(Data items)

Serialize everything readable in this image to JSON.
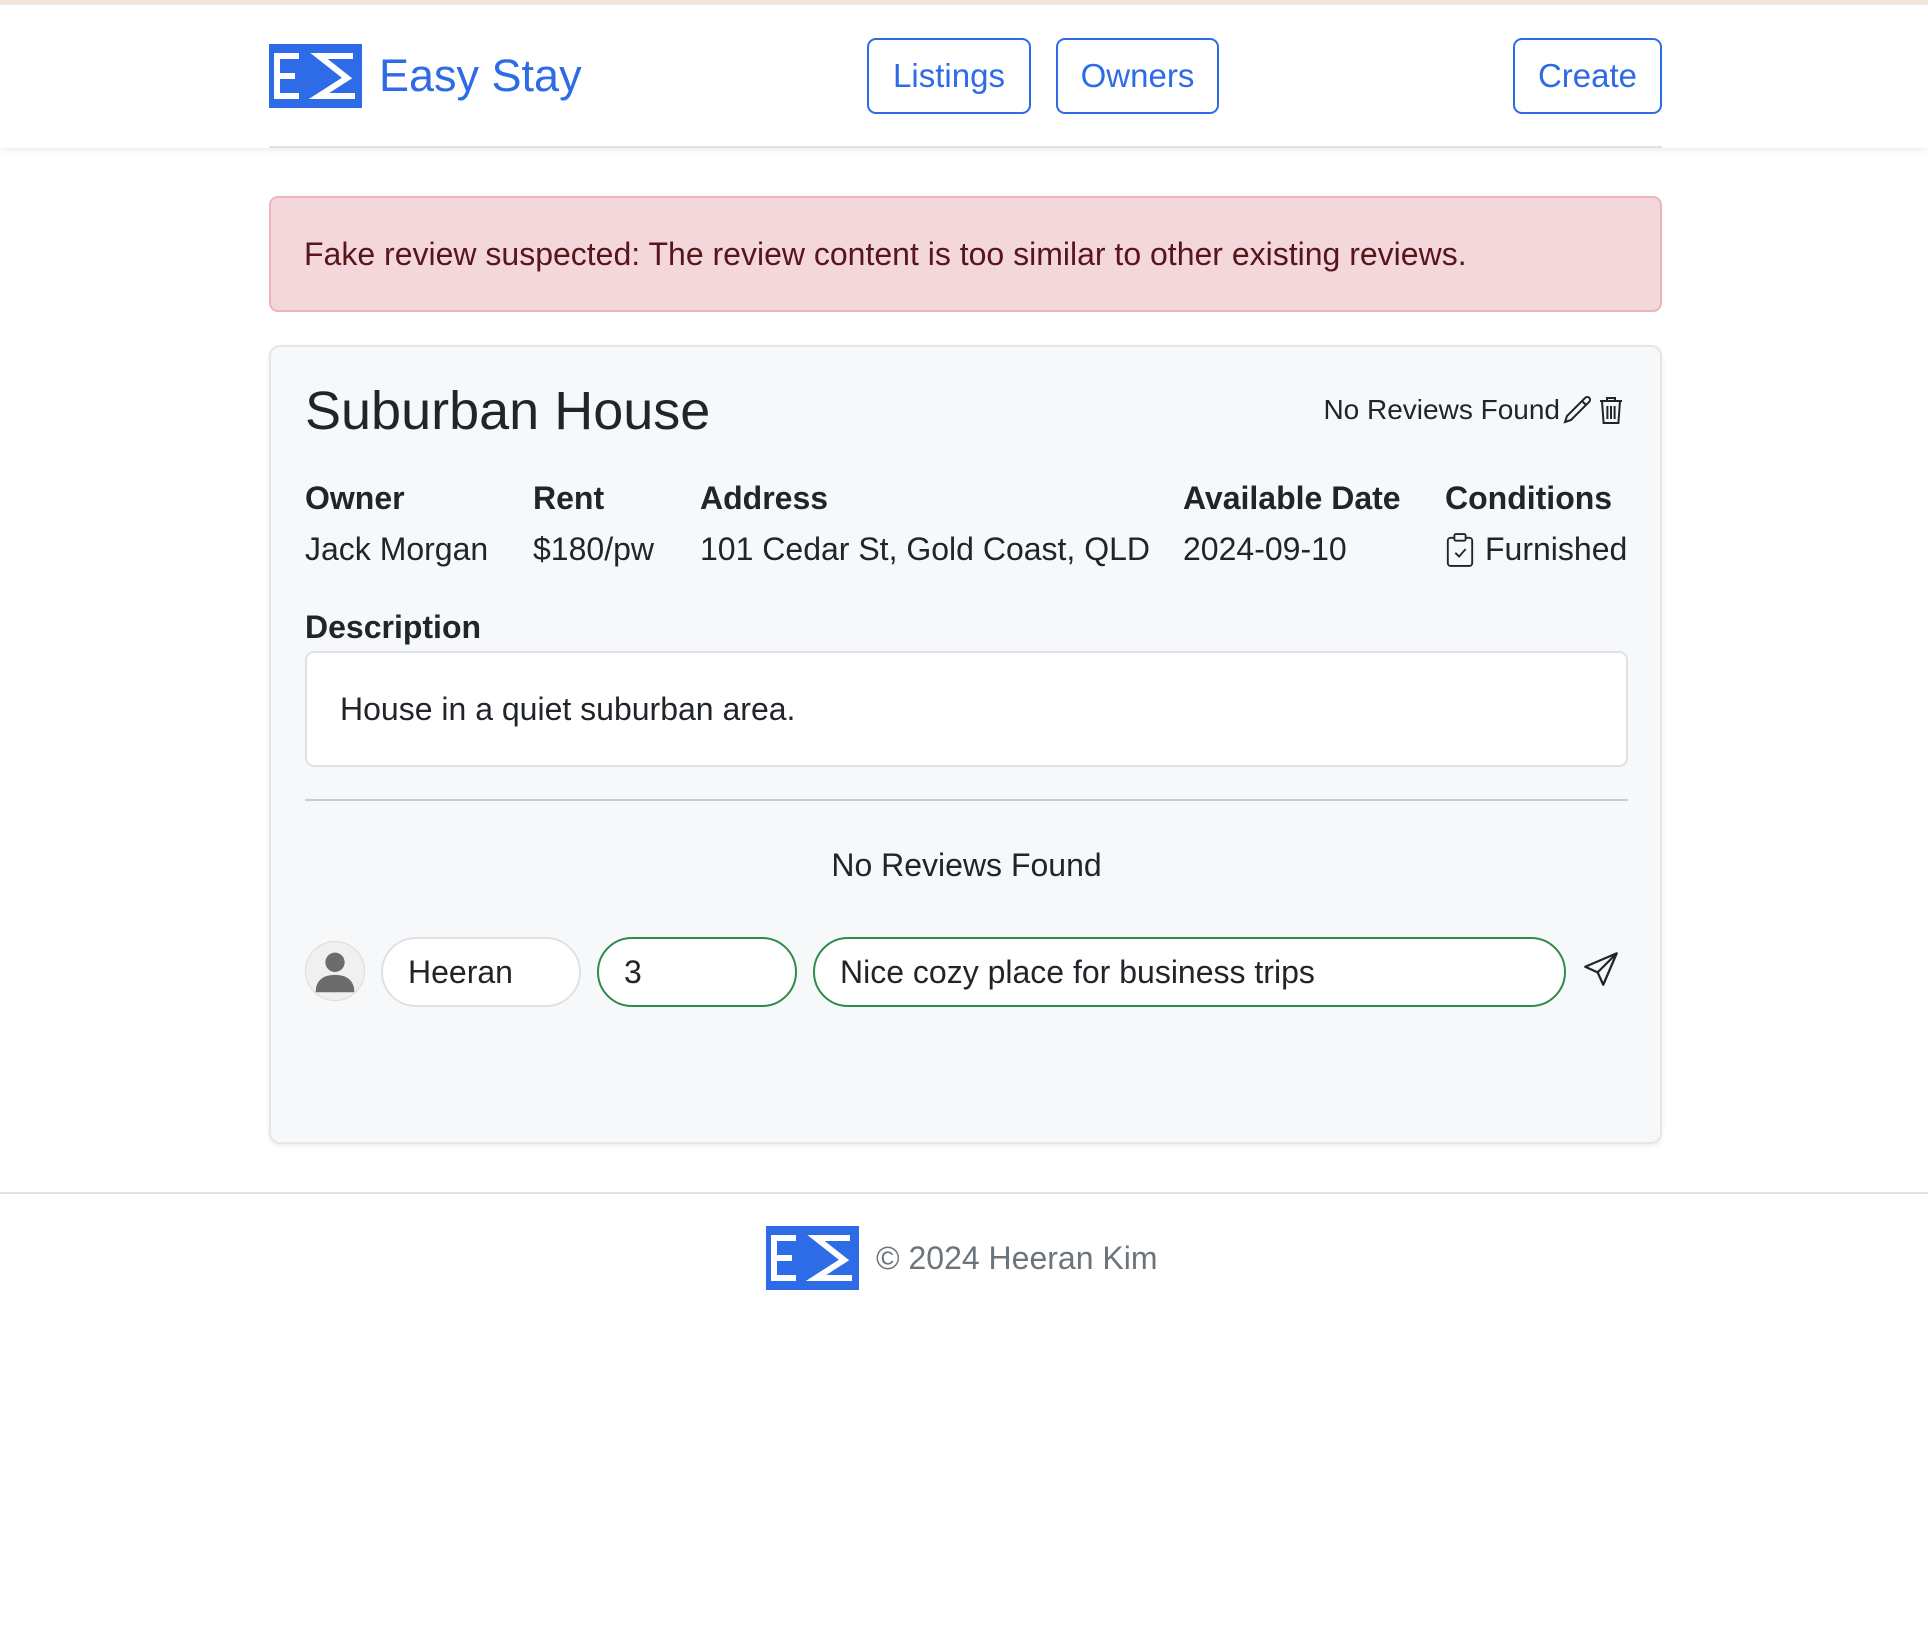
{
  "header": {
    "brand": "Easy Stay",
    "logo_letters": "ES",
    "nav": {
      "listings": "Listings",
      "owners": "Owners",
      "create": "Create"
    }
  },
  "alert": {
    "message": "Fake review suspected: The review content is too similar to other existing reviews."
  },
  "listing": {
    "title": "Suburban House",
    "rating_summary": "No Reviews Found",
    "fields": {
      "owner_label": "Owner",
      "owner": "Jack Morgan",
      "rent_label": "Rent",
      "rent": "$180/pw",
      "address_label": "Address",
      "address": "101 Cedar St, Gold Coast, QLD",
      "date_label": "Available Date",
      "date": "2024-09-10",
      "conditions_label": "Conditions",
      "conditions": "Furnished"
    },
    "description_label": "Description",
    "description": "House in a quiet suburban area."
  },
  "reviews": {
    "empty_message": "No Reviews Found",
    "form": {
      "name_value": "Heeran",
      "rating_value": "3",
      "comment_value": "Nice cozy place for business trips"
    }
  },
  "footer": {
    "copyright": "© 2024 Heeran Kim"
  },
  "icons": {
    "edit": "pencil-icon",
    "delete": "trash-icon",
    "conditions": "clipboard-check-icon",
    "avatar": "person-icon",
    "send": "send-icon"
  },
  "colors": {
    "brand": "#2e6be6",
    "alert_bg": "#f3d7da",
    "alert_text": "#58151c",
    "valid_green": "#2f8a4c"
  }
}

* Prompt:
Every record above must be given again exactly; drop the pictures.

* Solution to this exercise:
Serialize everything readable in this image to JSON.
{
  "header": {
    "brand": "Easy Stay",
    "logo_letters": "ES",
    "nav": {
      "listings": "Listings",
      "owners": "Owners",
      "create": "Create"
    }
  },
  "alert": {
    "message": "Fake review suspected: The review content is too similar to other existing reviews."
  },
  "listing": {
    "title": "Suburban House",
    "rating_summary": "No Reviews Found",
    "fields": {
      "owner_label": "Owner",
      "owner": "Jack Morgan",
      "rent_label": "Rent",
      "rent": "$180/pw",
      "address_label": "Address",
      "address": "101 Cedar St, Gold Coast, QLD",
      "date_label": "Available Date",
      "date": "2024-09-10",
      "conditions_label": "Conditions",
      "conditions": "Furnished"
    },
    "description_label": "Description",
    "description": "House in a quiet suburban area."
  },
  "reviews": {
    "empty_message": "No Reviews Found",
    "form": {
      "name_value": "Heeran",
      "rating_value": "3",
      "comment_value": "Nice cozy place for business trips"
    }
  },
  "footer": {
    "copyright": "© 2024 Heeran Kim"
  },
  "icons": {
    "edit": "pencil-icon",
    "delete": "trash-icon",
    "conditions": "clipboard-check-icon",
    "avatar": "person-icon",
    "send": "send-icon"
  },
  "colors": {
    "brand": "#2e6be6",
    "alert_bg": "#f3d7da",
    "alert_text": "#58151c",
    "valid_green": "#2f8a4c"
  }
}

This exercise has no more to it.